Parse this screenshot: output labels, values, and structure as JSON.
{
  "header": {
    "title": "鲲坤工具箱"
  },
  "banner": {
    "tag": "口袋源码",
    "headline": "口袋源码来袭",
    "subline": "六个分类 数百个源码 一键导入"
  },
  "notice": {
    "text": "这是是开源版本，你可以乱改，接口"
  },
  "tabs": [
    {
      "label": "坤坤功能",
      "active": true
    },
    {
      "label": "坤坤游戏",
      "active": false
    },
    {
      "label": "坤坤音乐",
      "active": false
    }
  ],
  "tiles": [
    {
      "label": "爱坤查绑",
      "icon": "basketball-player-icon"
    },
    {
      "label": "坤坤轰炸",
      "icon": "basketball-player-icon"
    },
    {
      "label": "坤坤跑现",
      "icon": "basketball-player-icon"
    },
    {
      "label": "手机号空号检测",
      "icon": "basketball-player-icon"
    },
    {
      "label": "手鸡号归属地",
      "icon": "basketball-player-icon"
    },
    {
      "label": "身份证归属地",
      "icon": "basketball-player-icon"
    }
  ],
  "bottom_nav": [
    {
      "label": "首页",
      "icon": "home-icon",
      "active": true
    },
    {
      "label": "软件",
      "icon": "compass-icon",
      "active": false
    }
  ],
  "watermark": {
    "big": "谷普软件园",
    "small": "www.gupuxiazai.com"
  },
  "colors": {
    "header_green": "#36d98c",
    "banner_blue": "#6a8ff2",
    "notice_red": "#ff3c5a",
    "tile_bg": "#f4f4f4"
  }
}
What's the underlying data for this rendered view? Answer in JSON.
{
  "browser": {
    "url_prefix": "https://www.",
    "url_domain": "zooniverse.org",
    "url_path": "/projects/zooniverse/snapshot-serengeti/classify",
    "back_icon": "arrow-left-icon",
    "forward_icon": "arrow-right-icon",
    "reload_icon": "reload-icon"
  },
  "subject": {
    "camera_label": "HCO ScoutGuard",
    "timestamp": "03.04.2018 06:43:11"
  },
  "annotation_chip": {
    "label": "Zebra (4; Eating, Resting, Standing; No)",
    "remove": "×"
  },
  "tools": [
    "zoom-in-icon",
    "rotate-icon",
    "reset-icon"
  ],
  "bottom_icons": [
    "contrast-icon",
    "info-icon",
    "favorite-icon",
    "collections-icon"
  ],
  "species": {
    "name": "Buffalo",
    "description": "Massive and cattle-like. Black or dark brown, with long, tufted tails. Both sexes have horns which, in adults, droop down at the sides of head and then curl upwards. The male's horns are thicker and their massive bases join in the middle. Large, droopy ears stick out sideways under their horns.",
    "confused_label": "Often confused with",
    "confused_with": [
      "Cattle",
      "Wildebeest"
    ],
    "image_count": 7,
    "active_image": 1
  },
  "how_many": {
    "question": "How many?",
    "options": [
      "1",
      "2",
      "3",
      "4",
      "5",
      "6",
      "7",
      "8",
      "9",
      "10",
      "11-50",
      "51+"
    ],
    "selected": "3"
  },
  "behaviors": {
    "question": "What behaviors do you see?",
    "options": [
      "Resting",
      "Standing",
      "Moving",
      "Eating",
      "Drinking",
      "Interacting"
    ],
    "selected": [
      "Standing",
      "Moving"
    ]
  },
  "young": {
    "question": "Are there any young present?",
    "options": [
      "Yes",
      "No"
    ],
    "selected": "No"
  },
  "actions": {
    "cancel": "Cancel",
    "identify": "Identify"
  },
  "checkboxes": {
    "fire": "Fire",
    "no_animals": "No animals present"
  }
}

============================================================

List every line above that holds the word "behaviors".

  "behaviors": {
    "question": "What behaviors do you see?",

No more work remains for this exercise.